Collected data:
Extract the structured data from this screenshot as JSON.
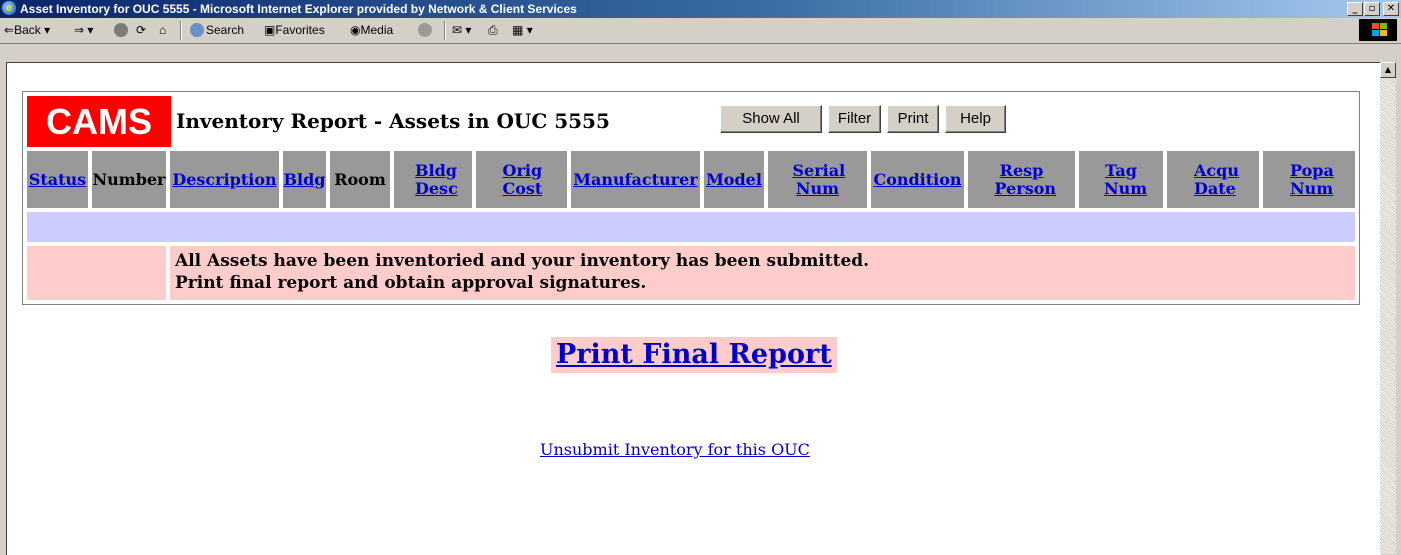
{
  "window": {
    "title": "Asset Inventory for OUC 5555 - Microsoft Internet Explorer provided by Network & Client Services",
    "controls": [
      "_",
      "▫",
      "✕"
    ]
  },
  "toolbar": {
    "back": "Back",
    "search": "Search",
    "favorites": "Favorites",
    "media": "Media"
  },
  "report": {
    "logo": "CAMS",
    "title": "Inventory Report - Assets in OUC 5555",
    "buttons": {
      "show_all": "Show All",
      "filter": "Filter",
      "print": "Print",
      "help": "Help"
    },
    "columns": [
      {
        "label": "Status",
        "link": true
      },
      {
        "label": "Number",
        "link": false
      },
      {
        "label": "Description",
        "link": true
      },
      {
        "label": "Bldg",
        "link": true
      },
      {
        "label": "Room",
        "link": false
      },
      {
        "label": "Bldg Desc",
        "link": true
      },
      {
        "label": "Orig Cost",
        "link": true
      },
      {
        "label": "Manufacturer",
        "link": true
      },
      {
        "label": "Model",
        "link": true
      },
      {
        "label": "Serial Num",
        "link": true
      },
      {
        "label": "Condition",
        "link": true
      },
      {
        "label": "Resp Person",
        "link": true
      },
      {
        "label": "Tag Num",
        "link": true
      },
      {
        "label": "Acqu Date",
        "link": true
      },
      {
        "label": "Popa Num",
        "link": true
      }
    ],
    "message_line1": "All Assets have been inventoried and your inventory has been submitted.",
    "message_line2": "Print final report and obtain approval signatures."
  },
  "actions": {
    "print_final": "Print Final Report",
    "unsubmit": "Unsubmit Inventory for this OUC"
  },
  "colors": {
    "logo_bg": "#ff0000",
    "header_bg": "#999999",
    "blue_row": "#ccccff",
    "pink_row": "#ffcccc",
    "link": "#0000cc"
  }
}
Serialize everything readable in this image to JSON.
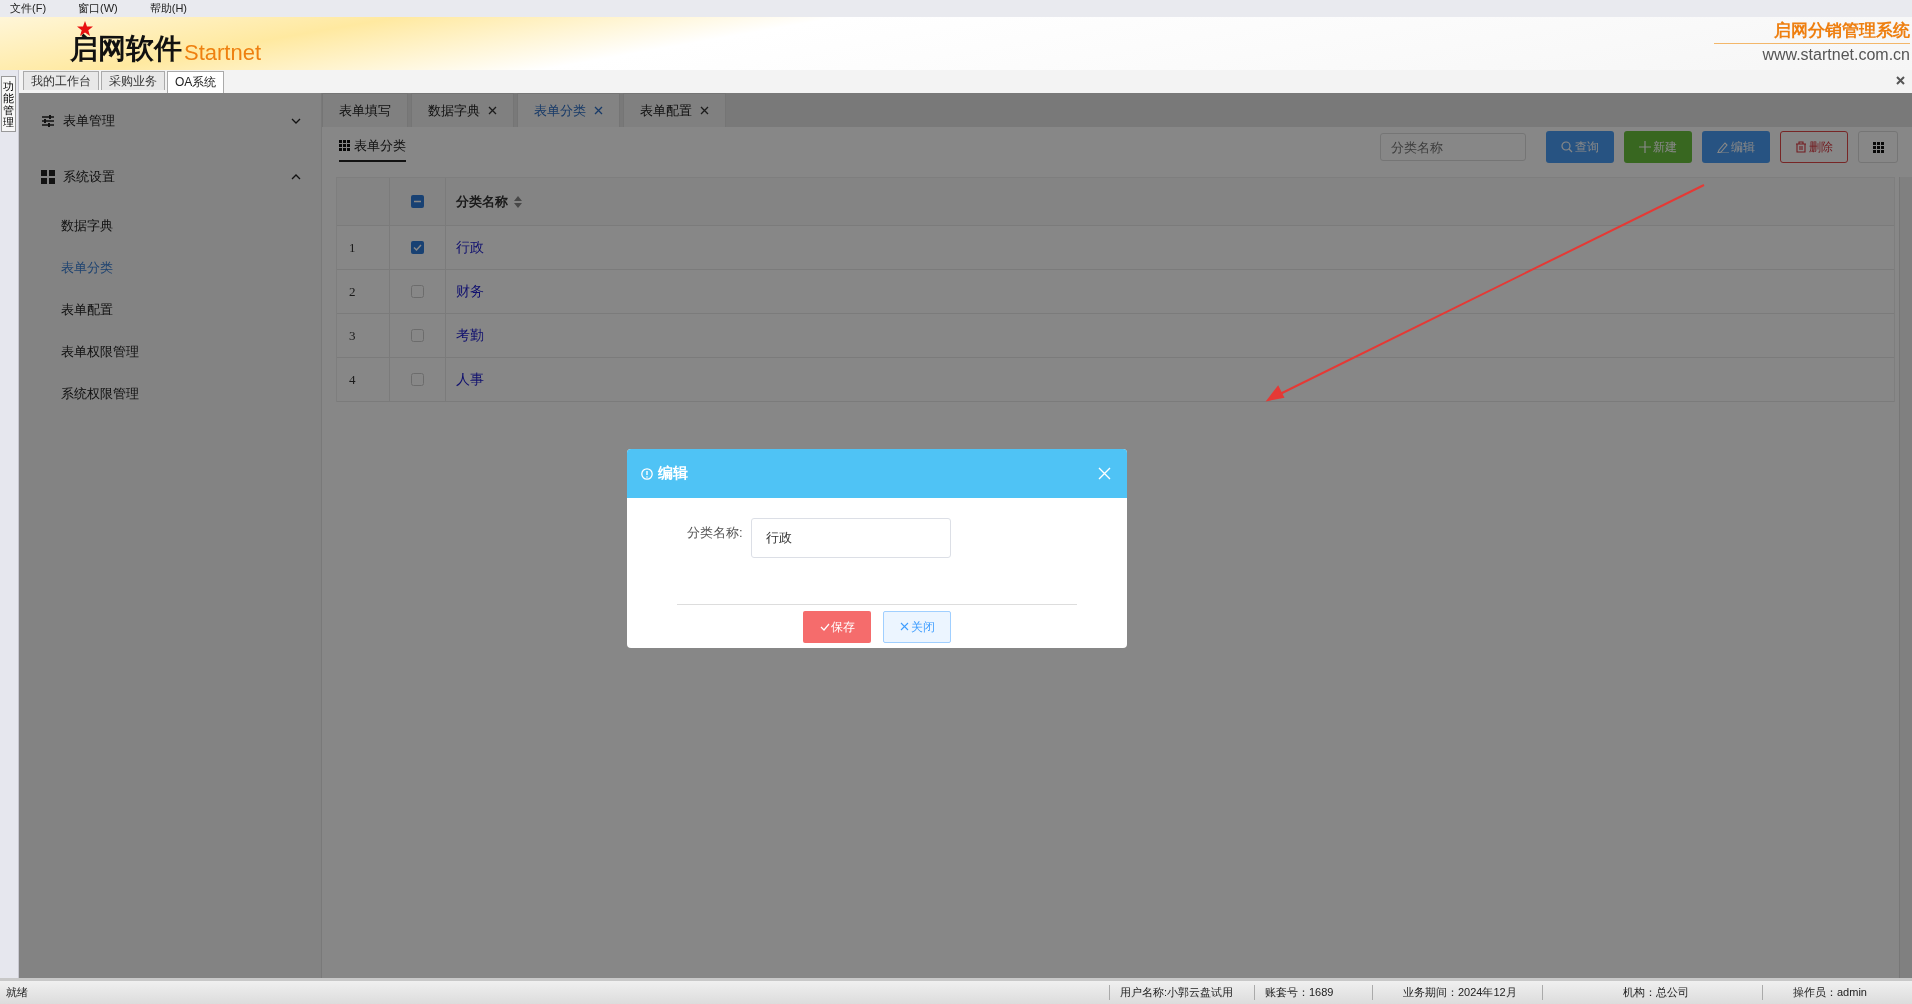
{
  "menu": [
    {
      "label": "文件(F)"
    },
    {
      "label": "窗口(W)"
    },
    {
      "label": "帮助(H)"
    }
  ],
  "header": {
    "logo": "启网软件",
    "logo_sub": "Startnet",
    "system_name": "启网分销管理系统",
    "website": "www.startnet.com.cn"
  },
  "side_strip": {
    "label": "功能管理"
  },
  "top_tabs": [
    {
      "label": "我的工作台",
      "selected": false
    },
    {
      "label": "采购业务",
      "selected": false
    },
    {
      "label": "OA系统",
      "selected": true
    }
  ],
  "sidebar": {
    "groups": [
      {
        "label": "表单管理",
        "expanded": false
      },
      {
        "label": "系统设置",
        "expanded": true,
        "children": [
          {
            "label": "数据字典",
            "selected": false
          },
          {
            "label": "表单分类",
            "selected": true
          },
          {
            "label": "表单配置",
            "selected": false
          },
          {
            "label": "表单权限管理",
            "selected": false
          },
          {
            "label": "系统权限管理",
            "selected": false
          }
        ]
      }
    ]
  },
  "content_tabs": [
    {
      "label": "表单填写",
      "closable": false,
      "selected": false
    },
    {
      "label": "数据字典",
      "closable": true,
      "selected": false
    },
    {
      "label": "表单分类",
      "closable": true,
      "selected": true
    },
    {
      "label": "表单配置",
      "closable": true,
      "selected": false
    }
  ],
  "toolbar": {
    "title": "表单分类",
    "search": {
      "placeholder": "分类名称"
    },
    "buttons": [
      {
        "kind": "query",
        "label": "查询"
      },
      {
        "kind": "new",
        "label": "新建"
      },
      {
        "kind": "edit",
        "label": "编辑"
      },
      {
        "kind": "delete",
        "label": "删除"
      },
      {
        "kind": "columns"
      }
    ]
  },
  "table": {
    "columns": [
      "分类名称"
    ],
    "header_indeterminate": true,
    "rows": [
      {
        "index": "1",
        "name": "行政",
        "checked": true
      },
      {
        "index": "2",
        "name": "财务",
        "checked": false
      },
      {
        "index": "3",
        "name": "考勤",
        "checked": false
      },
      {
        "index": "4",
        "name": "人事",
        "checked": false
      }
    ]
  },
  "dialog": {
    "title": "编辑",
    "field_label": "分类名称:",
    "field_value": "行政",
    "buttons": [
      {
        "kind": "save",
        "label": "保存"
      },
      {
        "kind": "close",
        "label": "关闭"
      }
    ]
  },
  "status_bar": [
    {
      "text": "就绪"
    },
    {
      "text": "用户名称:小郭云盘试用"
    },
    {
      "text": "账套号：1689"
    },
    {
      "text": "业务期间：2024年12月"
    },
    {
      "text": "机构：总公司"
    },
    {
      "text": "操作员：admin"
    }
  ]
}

• REQUIREMENT
Copy the listing exactly. Any image in it stays out of the copy.

• WRITTEN ANSWER
Extract the structured data from this screenshot as JSON.
{
  "window": {
    "title": "Asset Inventory for OUC 5555 - Microsoft Internet Explorer provided by Network & Client Services",
    "controls": [
      "_",
      "▫",
      "✕"
    ]
  },
  "toolbar": {
    "back": "Back",
    "search": "Search",
    "favorites": "Favorites",
    "media": "Media"
  },
  "report": {
    "logo": "CAMS",
    "title": "Inventory Report - Assets in OUC 5555",
    "buttons": {
      "show_all": "Show All",
      "filter": "Filter",
      "print": "Print",
      "help": "Help"
    },
    "columns": [
      {
        "label": "Status",
        "link": true
      },
      {
        "label": "Number",
        "link": false
      },
      {
        "label": "Description",
        "link": true
      },
      {
        "label": "Bldg",
        "link": true
      },
      {
        "label": "Room",
        "link": false
      },
      {
        "label": "Bldg Desc",
        "link": true
      },
      {
        "label": "Orig Cost",
        "link": true
      },
      {
        "label": "Manufacturer",
        "link": true
      },
      {
        "label": "Model",
        "link": true
      },
      {
        "label": "Serial Num",
        "link": true
      },
      {
        "label": "Condition",
        "link": true
      },
      {
        "label": "Resp Person",
        "link": true
      },
      {
        "label": "Tag Num",
        "link": true
      },
      {
        "label": "Acqu Date",
        "link": true
      },
      {
        "label": "Popa Num",
        "link": true
      }
    ],
    "message_line1": "All Assets have been inventoried and your inventory has been submitted.",
    "message_line2": "Print final report and obtain approval signatures."
  },
  "actions": {
    "print_final": "Print Final Report",
    "unsubmit": "Unsubmit Inventory for this OUC"
  },
  "colors": {
    "logo_bg": "#ff0000",
    "header_bg": "#999999",
    "blue_row": "#ccccff",
    "pink_row": "#ffcccc",
    "link": "#0000cc"
  }
}
Serialize everything readable in this image to JSON.
{
  "menu": [
    {
      "label": "文件(F)"
    },
    {
      "label": "窗口(W)"
    },
    {
      "label": "帮助(H)"
    }
  ],
  "header": {
    "logo": "启网软件",
    "logo_sub": "Startnet",
    "system_name": "启网分销管理系统",
    "website": "www.startnet.com.cn"
  },
  "side_strip": {
    "label": "功能管理"
  },
  "top_tabs": [
    {
      "label": "我的工作台",
      "selected": false
    },
    {
      "label": "采购业务",
      "selected": false
    },
    {
      "label": "OA系统",
      "selected": true
    }
  ],
  "sidebar": {
    "groups": [
      {
        "label": "表单管理",
        "expanded": false
      },
      {
        "label": "系统设置",
        "expanded": true,
        "children": [
          {
            "label": "数据字典",
            "selected": false
          },
          {
            "label": "表单分类",
            "selected": true
          },
          {
            "label": "表单配置",
            "selected": false
          },
          {
            "label": "表单权限管理",
            "selected": false
          },
          {
            "label": "系统权限管理",
            "selected": false
          }
        ]
      }
    ]
  },
  "content_tabs": [
    {
      "label": "表单填写",
      "closable": false,
      "selected": false
    },
    {
      "label": "数据字典",
      "closable": true,
      "selected": false
    },
    {
      "label": "表单分类",
      "closable": true,
      "selected": true
    },
    {
      "label": "表单配置",
      "closable": true,
      "selected": false
    }
  ],
  "toolbar": {
    "title": "表单分类",
    "search": {
      "placeholder": "分类名称"
    },
    "buttons": [
      {
        "kind": "query",
        "label": "查询"
      },
      {
        "kind": "new",
        "label": "新建"
      },
      {
        "kind": "edit",
        "label": "编辑"
      },
      {
        "kind": "delete",
        "label": "删除"
      },
      {
        "kind": "columns"
      }
    ]
  },
  "table": {
    "columns": [
      "分类名称"
    ],
    "header_indeterminate": true,
    "rows": [
      {
        "index": "1",
        "name": "行政",
        "checked": true
      },
      {
        "index": "2",
        "name": "财务",
        "checked": false
      },
      {
        "index": "3",
        "name": "考勤",
        "checked": false
      },
      {
        "index": "4",
        "name": "人事",
        "checked": false
      }
    ]
  },
  "dialog": {
    "title": "编辑",
    "field_label": "分类名称:",
    "field_value": "行政",
    "buttons": [
      {
        "kind": "save",
        "label": "保存"
      },
      {
        "kind": "close",
        "label": "关闭"
      }
    ]
  },
  "status_bar": [
    {
      "text": "就绪"
    },
    {
      "text": "用户名称:小郭云盘试用"
    },
    {
      "text": "账套号：1689"
    },
    {
      "text": "业务期间：2024年12月"
    },
    {
      "text": "机构：总公司"
    },
    {
      "text": "操作员：admin"
    }
  ]
}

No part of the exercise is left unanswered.